◆ Dataset rows about figures
++++++++++
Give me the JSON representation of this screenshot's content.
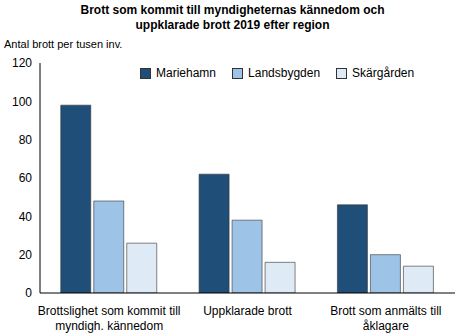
{
  "chart_data": {
    "type": "bar",
    "title": "Brott som kommit till myndigheternas kännedom och uppklarade brott 2019 efter region",
    "y_label": "Antal brott per tusen inv.",
    "categories": [
      "Brottslighet som kommit till myndigh. kännedom",
      "Uppklarade brott",
      "Brott som anmälts till åklagare"
    ],
    "series": [
      {
        "name": "Mariehamn",
        "color": "#1f4e79",
        "values": [
          98,
          62,
          46
        ]
      },
      {
        "name": "Landsbygden",
        "color": "#9dc3e6",
        "values": [
          48,
          38,
          20
        ]
      },
      {
        "name": "Skärgården",
        "color": "#deebf7",
        "values": [
          26,
          16,
          14
        ]
      }
    ],
    "ylim": [
      0,
      120
    ],
    "yticks": [
      0,
      20,
      40,
      60,
      80,
      100,
      120
    ],
    "grid": false,
    "legend": "top"
  }
}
++++++++++
Repeat the material above word for word and skip every image in it.

◆ RESPONSE TO THIS EXERCISE
Give me the JSON representation of this screenshot's content.
{
  "chart_data": {
    "type": "bar",
    "title": "Brott som kommit till myndigheternas kännedom och uppklarade brott 2019 efter region",
    "y_label": "Antal brott per tusen inv.",
    "categories": [
      "Brottslighet som kommit till myndigh. kännedom",
      "Uppklarade brott",
      "Brott som anmälts till åklagare"
    ],
    "series": [
      {
        "name": "Mariehamn",
        "color": "#1f4e79",
        "values": [
          98,
          62,
          46
        ]
      },
      {
        "name": "Landsbygden",
        "color": "#9dc3e6",
        "values": [
          48,
          38,
          20
        ]
      },
      {
        "name": "Skärgården",
        "color": "#deebf7",
        "values": [
          26,
          16,
          14
        ]
      }
    ],
    "ylim": [
      0,
      120
    ],
    "yticks": [
      0,
      20,
      40,
      60,
      80,
      100,
      120
    ],
    "grid": false,
    "legend": "top"
  }
}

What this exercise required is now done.